▶ **REQUIREMENT**: Copy the lines below, from the one containing "Find all labels, buttons, inputs, and" through the one containing "430, 667, 450]", inclusive, changing "chevron-right-icon" to "chevron-down-icon" and leaving everything else the same.

===== DATA ROWS =====

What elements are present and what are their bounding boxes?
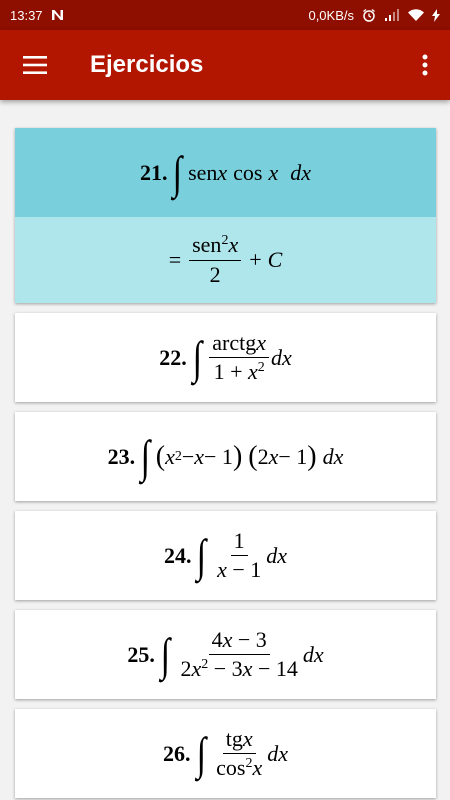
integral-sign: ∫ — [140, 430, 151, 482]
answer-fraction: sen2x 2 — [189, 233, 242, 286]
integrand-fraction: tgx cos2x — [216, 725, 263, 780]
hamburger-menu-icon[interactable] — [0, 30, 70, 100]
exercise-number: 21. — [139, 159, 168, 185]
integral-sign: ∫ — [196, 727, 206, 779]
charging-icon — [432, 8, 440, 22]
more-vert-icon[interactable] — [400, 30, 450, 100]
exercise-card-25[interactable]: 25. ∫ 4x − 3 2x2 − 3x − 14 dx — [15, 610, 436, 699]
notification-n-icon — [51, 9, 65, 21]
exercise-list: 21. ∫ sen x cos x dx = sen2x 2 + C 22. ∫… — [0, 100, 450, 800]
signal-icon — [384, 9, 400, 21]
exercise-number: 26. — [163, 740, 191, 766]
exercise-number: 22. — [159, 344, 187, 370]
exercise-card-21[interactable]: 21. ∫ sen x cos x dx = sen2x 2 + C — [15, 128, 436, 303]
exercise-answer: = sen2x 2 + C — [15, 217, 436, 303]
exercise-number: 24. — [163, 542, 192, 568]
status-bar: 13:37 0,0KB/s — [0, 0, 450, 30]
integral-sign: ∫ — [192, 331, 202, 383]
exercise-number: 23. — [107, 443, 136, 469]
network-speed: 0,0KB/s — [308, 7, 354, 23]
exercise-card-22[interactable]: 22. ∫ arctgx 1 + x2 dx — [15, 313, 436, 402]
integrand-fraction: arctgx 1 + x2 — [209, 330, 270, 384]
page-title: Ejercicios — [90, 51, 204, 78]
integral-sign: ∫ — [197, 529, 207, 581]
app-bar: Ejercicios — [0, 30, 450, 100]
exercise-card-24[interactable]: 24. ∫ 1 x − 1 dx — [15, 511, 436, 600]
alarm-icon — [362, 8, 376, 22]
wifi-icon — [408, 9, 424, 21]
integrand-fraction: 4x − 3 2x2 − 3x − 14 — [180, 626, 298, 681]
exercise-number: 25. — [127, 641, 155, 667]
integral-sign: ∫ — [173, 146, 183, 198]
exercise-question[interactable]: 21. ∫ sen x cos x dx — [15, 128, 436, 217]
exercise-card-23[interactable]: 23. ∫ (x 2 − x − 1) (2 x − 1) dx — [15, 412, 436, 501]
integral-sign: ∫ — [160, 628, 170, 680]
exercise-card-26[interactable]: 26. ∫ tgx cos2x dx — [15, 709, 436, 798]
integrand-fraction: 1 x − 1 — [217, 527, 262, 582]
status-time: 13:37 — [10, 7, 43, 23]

=====
===== DATA ROWS =====

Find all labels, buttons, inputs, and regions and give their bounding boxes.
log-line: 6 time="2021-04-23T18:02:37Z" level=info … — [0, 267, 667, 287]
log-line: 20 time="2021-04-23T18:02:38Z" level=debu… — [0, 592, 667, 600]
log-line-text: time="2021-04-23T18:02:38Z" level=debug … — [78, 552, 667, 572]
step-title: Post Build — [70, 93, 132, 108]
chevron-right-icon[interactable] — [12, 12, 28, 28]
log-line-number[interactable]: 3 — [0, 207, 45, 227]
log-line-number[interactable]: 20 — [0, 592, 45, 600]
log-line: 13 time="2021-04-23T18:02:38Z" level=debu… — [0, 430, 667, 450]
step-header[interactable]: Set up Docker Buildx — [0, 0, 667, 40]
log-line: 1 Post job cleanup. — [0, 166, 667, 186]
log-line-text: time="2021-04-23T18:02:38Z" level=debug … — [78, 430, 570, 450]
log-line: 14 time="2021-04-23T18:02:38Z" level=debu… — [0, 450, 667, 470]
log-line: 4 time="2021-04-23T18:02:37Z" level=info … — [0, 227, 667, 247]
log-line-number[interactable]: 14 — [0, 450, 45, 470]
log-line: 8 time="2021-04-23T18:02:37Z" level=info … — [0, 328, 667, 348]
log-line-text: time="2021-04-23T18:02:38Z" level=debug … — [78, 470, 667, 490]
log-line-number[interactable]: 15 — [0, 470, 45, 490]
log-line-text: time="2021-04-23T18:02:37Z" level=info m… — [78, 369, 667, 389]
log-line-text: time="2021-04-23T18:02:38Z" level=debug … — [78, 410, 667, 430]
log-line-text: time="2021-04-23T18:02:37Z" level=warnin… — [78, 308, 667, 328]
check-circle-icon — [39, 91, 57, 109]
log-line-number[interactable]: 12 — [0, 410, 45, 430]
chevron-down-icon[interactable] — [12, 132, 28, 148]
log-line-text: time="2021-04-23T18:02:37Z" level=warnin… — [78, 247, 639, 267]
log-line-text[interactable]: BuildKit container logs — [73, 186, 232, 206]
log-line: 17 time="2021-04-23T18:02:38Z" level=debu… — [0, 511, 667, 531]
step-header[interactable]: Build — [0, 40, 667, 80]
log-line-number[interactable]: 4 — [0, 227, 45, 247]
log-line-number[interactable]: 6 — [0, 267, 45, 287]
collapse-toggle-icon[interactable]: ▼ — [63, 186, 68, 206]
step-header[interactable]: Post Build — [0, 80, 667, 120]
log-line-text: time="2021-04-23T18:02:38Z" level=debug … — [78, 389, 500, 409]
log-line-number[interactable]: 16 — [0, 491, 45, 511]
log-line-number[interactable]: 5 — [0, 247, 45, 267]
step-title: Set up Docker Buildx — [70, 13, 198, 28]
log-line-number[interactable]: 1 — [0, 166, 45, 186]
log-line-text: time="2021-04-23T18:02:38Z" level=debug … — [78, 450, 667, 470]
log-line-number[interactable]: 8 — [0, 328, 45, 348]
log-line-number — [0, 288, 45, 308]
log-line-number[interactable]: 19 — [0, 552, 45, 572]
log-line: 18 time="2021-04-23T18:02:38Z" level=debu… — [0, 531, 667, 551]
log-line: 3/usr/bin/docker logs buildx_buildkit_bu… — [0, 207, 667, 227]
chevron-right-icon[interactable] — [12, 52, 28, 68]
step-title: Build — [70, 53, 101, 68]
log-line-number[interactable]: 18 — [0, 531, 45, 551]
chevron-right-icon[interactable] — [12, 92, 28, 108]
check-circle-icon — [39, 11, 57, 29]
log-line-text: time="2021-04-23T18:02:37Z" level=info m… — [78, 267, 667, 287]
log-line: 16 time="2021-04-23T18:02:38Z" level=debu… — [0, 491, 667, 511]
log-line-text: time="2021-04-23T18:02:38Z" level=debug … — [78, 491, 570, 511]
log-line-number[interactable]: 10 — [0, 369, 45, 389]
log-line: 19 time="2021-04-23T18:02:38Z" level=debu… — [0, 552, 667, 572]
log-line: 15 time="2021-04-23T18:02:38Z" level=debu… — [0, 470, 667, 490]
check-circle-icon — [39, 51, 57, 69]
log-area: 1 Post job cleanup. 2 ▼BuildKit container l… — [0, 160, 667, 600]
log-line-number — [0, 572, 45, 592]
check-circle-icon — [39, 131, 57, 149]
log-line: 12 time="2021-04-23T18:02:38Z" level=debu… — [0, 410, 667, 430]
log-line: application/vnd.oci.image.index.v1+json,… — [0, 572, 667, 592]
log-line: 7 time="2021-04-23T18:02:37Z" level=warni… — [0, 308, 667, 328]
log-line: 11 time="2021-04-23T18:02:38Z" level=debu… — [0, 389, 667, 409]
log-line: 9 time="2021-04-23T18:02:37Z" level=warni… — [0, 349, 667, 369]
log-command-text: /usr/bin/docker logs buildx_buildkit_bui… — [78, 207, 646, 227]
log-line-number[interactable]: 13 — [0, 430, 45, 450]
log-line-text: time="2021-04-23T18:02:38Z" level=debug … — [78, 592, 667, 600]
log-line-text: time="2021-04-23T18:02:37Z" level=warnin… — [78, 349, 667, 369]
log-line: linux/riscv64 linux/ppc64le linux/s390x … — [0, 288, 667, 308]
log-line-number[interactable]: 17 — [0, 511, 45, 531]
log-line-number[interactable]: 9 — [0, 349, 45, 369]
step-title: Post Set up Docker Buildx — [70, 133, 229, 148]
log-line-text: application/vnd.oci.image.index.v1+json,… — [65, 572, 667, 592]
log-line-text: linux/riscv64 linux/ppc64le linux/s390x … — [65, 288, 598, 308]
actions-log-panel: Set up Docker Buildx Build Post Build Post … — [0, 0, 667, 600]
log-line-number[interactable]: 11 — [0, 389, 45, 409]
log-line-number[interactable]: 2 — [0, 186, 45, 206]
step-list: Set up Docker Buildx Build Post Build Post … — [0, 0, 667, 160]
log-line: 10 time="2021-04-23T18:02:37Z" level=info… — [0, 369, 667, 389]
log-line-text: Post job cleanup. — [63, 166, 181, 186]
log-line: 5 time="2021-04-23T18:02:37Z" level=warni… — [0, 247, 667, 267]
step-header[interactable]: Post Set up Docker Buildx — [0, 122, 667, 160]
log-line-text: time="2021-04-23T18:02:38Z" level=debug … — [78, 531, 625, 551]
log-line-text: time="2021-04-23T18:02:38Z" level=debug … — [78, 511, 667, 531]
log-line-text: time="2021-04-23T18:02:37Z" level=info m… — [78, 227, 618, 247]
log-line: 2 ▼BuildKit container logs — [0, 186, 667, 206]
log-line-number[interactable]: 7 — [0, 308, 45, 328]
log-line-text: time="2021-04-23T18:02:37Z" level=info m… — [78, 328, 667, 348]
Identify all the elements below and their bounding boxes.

=====

▶ **FINISHED ANSWER**:
Find all labels, buttons, inputs, and regions and give their bounding boxes.
log-line: 6 time="2021-04-23T18:02:37Z" level=info … — [0, 267, 667, 287]
log-line: 20 time="2021-04-23T18:02:38Z" level=debu… — [0, 592, 667, 600]
log-line-text: time="2021-04-23T18:02:38Z" level=debug … — [78, 552, 667, 572]
step-title: Post Build — [70, 93, 132, 108]
chevron-down-icon[interactable] — [12, 12, 28, 28]
log-line-number[interactable]: 3 — [0, 207, 45, 227]
log-line-number[interactable]: 20 — [0, 592, 45, 600]
log-line: 13 time="2021-04-23T18:02:38Z" level=debu… — [0, 430, 667, 450]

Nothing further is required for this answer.